Stored data:
┌──

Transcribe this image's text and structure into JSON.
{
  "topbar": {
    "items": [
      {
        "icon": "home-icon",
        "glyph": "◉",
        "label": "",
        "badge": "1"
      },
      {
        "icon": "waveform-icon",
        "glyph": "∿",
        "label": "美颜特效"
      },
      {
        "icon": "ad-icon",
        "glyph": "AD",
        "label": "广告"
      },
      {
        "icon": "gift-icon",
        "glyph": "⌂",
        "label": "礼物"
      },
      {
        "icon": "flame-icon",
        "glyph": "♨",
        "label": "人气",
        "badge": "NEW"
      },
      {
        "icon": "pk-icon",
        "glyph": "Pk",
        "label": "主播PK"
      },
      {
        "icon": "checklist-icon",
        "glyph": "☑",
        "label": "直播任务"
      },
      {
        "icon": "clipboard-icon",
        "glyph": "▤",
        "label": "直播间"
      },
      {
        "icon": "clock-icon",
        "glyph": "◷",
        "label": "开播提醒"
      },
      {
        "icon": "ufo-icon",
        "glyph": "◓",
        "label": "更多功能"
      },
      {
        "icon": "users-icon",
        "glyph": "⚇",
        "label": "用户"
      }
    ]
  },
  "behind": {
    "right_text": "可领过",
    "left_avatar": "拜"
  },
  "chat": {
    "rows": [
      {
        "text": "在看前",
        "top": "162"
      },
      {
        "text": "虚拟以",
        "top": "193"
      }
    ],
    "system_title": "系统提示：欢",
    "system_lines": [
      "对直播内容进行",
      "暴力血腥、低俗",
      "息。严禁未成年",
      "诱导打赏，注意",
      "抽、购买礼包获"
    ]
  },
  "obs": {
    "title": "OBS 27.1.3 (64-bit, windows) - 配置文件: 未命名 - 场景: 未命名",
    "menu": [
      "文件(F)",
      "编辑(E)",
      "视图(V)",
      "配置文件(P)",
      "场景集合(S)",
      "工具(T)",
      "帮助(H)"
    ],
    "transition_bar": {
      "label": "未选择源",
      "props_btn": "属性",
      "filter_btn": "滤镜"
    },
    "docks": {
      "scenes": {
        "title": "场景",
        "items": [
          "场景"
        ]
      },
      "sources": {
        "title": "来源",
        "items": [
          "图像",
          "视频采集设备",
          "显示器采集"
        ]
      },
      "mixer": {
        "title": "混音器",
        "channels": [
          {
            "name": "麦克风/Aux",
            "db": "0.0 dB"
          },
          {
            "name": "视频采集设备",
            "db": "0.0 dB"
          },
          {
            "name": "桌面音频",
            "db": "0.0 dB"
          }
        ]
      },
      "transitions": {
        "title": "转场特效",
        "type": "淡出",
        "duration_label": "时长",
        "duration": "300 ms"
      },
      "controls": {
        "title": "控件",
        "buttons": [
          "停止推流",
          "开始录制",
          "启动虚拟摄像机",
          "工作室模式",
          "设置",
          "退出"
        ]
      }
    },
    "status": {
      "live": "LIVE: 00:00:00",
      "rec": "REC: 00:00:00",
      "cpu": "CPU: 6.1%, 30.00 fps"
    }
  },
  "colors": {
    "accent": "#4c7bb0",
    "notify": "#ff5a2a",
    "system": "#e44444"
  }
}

└──

◆ Problem ◆
Write the listing out again, exactly as shown above.

◆ Answer below ◆
Transcribe this image's text and structure into JSON.
{
  "topbar": {
    "items": [
      {
        "icon": "home-icon",
        "glyph": "◉",
        "label": "",
        "badge": "1"
      },
      {
        "icon": "waveform-icon",
        "glyph": "∿",
        "label": "美颜特效"
      },
      {
        "icon": "ad-icon",
        "glyph": "AD",
        "label": "广告"
      },
      {
        "icon": "gift-icon",
        "glyph": "⌂",
        "label": "礼物"
      },
      {
        "icon": "flame-icon",
        "glyph": "♨",
        "label": "人气",
        "badge": "NEW"
      },
      {
        "icon": "pk-icon",
        "glyph": "Pk",
        "label": "主播PK"
      },
      {
        "icon": "checklist-icon",
        "glyph": "☑",
        "label": "直播任务"
      },
      {
        "icon": "clipboard-icon",
        "glyph": "▤",
        "label": "直播间"
      },
      {
        "icon": "clock-icon",
        "glyph": "◷",
        "label": "开播提醒"
      },
      {
        "icon": "ufo-icon",
        "glyph": "◓",
        "label": "更多功能"
      },
      {
        "icon": "users-icon",
        "glyph": "⚇",
        "label": "用户"
      }
    ]
  },
  "behind": {
    "right_text": "可领过",
    "left_avatar": "拜"
  },
  "chat": {
    "rows": [
      {
        "text": "在看前",
        "top": "162"
      },
      {
        "text": "虚拟以",
        "top": "193"
      }
    ],
    "system_title": "系统提示：欢",
    "system_lines": [
      "对直播内容进行",
      "暴力血腥、低俗",
      "息。严禁未成年",
      "诱导打赏，注意",
      "抽、购买礼包获"
    ]
  },
  "obs": {
    "title": "OBS 27.1.3 (64-bit, windows) - 配置文件: 未命名 - 场景: 未命名",
    "menu": [
      "文件(F)",
      "编辑(E)",
      "视图(V)",
      "配置文件(P)",
      "场景集合(S)",
      "工具(T)",
      "帮助(H)"
    ],
    "transition_bar": {
      "label": "未选择源",
      "props_btn": "属性",
      "filter_btn": "滤镜"
    },
    "docks": {
      "scenes": {
        "title": "场景",
        "items": [
          "场景"
        ]
      },
      "sources": {
        "title": "来源",
        "items": [
          "图像",
          "视频采集设备",
          "显示器采集"
        ]
      },
      "mixer": {
        "title": "混音器",
        "channels": [
          {
            "name": "麦克风/Aux",
            "db": "0.0 dB"
          },
          {
            "name": "视频采集设备",
            "db": "0.0 dB"
          },
          {
            "name": "桌面音频",
            "db": "0.0 dB"
          }
        ]
      },
      "transitions": {
        "title": "转场特效",
        "type": "淡出",
        "duration_label": "时长",
        "duration": "300 ms"
      },
      "controls": {
        "title": "控件",
        "buttons": [
          "停止推流",
          "开始录制",
          "启动虚拟摄像机",
          "工作室模式",
          "设置",
          "退出"
        ]
      }
    },
    "status": {
      "live": "LIVE: 00:00:00",
      "rec": "REC: 00:00:00",
      "cpu": "CPU: 6.1%, 30.00 fps"
    }
  },
  "colors": {
    "accent": "#4c7bb0",
    "notify": "#ff5a2a",
    "system": "#e44444"
  }
}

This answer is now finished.